STATED GOAL:
In the entries below, how many lines hold the string "water"? Give only the number.

EXTRACTED MATERIAL:
★ ★ ★

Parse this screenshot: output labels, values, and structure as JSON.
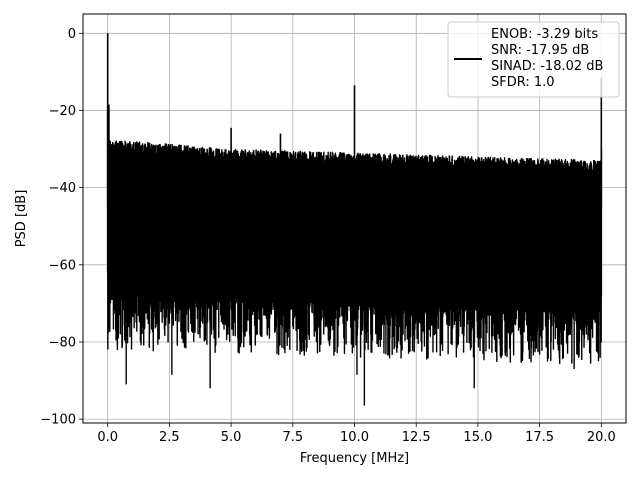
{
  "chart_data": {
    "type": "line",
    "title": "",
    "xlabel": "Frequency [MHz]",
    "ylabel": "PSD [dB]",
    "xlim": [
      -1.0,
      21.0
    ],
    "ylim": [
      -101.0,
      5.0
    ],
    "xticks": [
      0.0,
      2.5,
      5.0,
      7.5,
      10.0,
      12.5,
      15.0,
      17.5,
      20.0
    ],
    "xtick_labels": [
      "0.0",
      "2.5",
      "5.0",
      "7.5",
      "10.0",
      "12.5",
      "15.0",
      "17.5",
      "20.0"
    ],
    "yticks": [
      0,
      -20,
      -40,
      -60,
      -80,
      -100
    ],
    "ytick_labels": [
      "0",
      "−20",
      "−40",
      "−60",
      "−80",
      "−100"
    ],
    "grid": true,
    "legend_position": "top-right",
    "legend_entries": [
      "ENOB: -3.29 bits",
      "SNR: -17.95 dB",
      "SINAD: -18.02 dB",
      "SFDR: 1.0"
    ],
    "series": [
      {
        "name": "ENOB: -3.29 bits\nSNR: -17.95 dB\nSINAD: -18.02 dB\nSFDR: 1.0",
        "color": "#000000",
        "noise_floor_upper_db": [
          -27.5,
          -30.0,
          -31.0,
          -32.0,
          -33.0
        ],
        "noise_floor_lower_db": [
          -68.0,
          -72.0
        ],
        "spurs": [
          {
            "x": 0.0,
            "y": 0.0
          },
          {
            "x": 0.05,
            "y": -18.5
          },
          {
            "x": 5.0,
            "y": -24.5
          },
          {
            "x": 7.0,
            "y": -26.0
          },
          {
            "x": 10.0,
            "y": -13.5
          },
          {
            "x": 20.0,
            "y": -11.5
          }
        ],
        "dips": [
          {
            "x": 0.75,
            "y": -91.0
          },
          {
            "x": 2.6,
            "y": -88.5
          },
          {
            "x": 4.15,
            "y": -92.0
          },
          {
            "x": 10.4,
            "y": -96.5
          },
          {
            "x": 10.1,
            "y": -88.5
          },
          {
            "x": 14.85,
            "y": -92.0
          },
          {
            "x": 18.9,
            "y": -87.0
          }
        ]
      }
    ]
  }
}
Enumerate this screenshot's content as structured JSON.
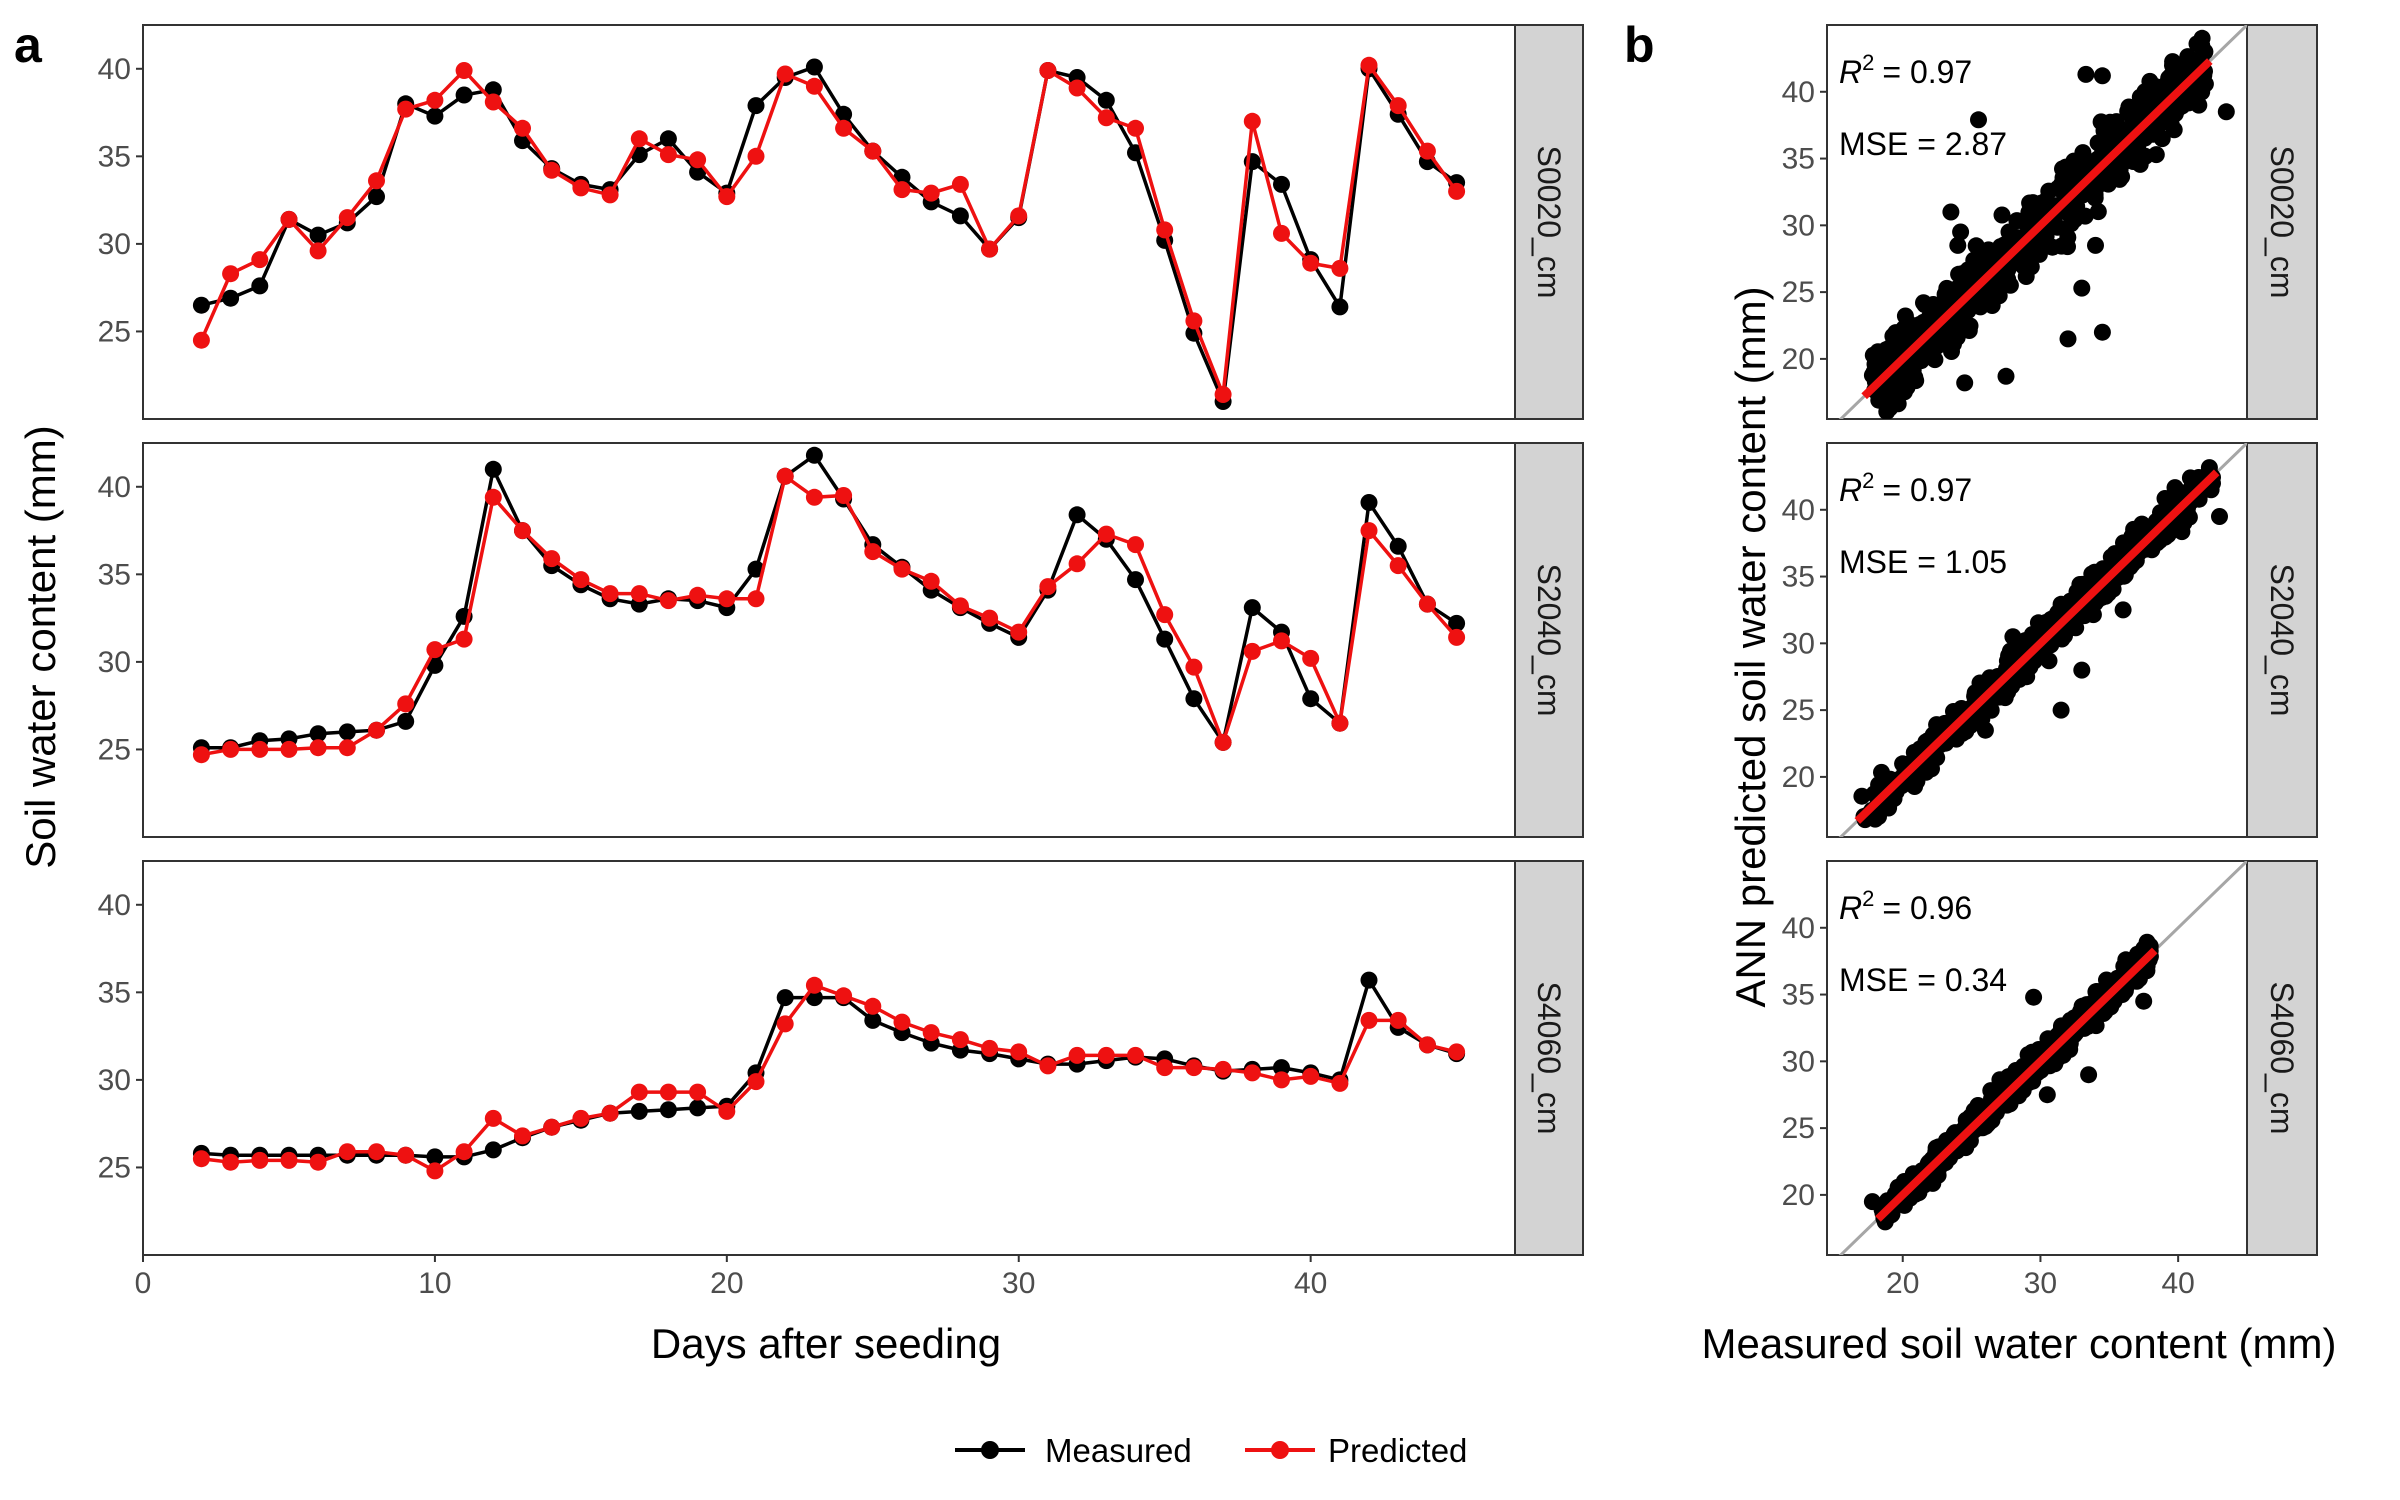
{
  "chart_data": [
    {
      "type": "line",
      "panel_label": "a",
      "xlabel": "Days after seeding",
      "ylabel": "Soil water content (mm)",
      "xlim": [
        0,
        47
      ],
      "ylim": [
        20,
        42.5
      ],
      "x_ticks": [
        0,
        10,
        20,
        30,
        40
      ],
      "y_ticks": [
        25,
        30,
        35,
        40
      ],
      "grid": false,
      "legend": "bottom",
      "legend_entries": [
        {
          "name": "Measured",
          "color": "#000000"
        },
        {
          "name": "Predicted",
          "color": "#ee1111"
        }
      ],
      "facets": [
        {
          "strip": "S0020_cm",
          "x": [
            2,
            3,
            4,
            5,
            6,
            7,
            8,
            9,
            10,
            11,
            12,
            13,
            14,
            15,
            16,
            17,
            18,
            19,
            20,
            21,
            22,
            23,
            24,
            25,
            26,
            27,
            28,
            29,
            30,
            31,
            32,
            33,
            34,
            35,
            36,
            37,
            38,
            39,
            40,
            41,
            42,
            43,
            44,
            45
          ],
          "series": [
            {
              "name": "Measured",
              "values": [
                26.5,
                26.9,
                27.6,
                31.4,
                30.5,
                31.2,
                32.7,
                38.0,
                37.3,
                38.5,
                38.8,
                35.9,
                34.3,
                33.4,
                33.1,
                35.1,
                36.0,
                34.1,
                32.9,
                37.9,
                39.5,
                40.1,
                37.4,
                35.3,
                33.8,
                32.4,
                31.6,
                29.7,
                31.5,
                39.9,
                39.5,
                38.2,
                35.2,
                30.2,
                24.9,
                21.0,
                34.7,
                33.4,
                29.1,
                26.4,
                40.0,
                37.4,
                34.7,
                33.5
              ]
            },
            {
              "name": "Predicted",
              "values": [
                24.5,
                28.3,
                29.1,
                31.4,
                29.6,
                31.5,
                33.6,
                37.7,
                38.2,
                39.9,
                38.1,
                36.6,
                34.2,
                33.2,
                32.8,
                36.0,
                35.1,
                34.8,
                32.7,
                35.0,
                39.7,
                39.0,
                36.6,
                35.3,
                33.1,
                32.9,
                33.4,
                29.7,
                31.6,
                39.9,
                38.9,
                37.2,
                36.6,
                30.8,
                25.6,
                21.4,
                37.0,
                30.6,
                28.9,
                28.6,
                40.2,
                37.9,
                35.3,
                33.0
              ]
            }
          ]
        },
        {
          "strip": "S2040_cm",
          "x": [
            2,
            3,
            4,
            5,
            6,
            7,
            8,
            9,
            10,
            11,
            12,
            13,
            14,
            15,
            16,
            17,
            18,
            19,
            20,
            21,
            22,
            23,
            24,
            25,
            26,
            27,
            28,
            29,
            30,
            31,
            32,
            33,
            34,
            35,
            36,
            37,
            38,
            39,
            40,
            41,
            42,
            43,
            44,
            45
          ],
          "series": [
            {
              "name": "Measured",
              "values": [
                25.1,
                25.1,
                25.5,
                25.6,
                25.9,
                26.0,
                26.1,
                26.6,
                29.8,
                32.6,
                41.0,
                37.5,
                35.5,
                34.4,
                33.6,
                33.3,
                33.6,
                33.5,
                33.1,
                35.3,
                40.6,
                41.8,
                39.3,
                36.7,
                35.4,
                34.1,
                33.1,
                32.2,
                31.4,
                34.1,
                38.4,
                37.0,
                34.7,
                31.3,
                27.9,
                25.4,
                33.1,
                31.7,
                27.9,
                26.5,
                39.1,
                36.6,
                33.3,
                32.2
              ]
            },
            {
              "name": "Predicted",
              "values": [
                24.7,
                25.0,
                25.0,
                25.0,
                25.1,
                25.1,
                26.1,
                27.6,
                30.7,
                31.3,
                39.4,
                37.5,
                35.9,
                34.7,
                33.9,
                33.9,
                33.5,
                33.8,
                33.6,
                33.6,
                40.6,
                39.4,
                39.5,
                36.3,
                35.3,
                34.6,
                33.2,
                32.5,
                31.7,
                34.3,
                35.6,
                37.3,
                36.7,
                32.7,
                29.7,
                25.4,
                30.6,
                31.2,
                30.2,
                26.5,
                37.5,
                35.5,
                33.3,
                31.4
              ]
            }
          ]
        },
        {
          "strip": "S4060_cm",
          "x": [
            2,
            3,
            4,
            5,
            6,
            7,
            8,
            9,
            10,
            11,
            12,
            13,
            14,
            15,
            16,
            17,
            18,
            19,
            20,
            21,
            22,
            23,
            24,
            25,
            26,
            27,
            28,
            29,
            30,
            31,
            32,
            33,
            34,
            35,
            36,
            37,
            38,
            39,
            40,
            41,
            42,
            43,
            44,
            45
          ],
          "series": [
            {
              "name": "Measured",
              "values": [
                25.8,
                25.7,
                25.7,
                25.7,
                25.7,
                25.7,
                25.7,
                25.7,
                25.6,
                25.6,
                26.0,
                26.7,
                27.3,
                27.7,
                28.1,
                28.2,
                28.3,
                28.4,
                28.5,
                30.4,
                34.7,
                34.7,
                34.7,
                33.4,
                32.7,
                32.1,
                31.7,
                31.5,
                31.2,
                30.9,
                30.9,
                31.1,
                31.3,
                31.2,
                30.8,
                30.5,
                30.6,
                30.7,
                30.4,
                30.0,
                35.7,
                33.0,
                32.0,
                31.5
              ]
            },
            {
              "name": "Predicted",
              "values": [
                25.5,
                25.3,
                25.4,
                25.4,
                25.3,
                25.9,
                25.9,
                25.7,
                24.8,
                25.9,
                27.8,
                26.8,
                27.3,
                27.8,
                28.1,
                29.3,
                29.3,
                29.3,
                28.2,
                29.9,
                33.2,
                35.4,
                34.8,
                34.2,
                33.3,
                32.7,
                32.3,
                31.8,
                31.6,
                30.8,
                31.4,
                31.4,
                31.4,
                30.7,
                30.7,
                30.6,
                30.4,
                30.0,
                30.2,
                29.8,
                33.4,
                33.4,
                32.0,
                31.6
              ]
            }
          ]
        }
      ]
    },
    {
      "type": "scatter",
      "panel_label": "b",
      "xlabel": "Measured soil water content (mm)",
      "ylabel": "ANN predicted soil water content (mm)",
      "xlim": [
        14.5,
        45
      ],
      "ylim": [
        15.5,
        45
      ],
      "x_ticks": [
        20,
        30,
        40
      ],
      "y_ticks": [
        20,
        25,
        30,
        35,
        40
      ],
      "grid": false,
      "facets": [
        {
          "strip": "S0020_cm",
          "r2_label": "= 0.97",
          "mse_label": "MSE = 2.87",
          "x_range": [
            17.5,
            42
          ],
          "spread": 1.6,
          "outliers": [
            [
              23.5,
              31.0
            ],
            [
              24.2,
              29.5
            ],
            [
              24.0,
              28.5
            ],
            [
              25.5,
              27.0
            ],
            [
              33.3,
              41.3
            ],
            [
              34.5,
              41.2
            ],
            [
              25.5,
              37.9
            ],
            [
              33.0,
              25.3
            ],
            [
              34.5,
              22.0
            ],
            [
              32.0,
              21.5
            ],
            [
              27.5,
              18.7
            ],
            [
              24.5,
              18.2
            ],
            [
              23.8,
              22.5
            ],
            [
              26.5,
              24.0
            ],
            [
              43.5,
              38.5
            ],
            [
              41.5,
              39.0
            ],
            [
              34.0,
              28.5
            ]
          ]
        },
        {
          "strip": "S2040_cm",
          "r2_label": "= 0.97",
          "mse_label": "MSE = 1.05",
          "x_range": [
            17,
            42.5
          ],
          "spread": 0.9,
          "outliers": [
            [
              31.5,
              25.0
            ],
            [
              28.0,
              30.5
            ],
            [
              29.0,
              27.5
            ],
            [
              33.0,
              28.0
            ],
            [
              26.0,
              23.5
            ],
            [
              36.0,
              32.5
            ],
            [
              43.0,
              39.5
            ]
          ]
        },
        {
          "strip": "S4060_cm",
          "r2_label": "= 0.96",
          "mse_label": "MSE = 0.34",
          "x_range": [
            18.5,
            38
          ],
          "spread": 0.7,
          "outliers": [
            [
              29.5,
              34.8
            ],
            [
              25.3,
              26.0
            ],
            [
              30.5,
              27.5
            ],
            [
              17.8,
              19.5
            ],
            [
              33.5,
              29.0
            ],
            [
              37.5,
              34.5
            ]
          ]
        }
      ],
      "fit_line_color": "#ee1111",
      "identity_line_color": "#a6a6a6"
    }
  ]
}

★ ★ ★

REPLY TO THE TASK:
3